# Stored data
****************************************
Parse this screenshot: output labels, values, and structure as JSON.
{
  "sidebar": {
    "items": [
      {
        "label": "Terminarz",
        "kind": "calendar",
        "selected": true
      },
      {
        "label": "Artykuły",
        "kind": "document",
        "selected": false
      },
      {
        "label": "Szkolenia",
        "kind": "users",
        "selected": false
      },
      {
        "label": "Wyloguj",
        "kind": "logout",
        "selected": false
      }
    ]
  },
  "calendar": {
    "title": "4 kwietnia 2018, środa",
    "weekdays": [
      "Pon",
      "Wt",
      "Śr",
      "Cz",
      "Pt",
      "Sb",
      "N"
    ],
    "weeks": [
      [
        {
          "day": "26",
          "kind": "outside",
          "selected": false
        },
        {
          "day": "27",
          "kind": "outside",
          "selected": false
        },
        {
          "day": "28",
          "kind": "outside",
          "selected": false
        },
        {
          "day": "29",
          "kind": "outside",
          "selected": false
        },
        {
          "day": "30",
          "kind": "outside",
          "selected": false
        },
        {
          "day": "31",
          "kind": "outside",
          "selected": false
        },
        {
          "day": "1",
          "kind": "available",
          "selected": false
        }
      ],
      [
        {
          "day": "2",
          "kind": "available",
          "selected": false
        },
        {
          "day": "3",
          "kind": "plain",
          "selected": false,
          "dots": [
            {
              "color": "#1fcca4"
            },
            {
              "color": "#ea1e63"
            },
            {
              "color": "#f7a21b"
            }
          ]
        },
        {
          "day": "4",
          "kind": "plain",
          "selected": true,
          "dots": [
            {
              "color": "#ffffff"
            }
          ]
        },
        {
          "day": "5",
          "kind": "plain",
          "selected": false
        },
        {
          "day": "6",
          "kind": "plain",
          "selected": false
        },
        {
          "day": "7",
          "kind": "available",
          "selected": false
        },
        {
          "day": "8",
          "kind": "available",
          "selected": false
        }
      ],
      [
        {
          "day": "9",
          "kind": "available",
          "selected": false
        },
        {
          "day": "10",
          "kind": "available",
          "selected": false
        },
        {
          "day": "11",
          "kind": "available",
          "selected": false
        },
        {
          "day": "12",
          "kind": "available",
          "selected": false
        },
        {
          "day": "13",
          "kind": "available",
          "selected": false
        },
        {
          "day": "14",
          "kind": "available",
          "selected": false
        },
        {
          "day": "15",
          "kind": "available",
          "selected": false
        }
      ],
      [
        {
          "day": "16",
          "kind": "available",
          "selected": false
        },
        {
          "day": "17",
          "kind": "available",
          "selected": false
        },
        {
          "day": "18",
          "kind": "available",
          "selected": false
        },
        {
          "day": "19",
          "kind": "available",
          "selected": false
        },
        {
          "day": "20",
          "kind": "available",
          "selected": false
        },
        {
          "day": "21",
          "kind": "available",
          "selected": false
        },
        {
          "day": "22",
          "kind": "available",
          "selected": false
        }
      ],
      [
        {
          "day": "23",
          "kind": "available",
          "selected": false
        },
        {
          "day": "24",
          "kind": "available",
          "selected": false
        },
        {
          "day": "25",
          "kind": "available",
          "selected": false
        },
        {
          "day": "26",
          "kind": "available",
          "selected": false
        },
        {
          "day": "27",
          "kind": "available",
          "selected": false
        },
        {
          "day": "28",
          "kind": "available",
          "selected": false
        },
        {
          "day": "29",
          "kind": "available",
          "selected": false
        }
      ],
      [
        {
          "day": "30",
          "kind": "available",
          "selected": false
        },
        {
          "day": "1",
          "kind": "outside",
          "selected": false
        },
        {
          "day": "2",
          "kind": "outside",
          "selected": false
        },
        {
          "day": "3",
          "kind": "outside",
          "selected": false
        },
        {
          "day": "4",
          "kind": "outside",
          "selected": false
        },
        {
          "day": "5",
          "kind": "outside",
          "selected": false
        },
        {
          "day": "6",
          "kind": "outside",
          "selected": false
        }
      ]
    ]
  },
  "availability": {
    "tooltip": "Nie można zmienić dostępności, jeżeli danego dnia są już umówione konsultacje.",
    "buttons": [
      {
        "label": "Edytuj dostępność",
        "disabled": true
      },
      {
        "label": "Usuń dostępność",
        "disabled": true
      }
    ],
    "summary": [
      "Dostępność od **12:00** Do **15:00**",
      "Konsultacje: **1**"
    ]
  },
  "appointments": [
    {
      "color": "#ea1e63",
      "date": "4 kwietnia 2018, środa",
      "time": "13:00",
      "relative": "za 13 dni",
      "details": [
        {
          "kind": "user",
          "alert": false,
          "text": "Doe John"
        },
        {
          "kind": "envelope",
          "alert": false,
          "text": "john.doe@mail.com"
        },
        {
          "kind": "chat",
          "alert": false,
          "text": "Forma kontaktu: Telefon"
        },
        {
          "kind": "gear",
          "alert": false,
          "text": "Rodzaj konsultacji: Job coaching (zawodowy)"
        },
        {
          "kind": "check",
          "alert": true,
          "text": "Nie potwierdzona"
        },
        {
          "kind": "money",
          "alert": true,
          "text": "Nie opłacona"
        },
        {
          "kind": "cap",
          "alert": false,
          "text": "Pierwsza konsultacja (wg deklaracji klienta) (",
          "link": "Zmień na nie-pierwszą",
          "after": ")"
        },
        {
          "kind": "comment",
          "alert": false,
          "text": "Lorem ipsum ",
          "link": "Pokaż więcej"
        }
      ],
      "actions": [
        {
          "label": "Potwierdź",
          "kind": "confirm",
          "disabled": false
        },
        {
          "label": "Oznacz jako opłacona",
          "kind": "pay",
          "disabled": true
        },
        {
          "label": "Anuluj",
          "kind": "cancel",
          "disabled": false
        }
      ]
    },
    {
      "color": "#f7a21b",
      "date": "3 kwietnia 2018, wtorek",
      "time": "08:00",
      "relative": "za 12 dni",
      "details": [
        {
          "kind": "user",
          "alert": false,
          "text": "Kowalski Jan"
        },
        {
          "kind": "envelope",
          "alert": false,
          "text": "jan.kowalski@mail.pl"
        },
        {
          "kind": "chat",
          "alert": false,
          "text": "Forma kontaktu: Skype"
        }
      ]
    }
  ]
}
****************************************
# Written problem
Gather and copy every line of the data in which the string "Forma" is found.

# Answer to the task
          "text": "Forma kontaktu: Telefon"
          "text": "Forma kontaktu: Skype"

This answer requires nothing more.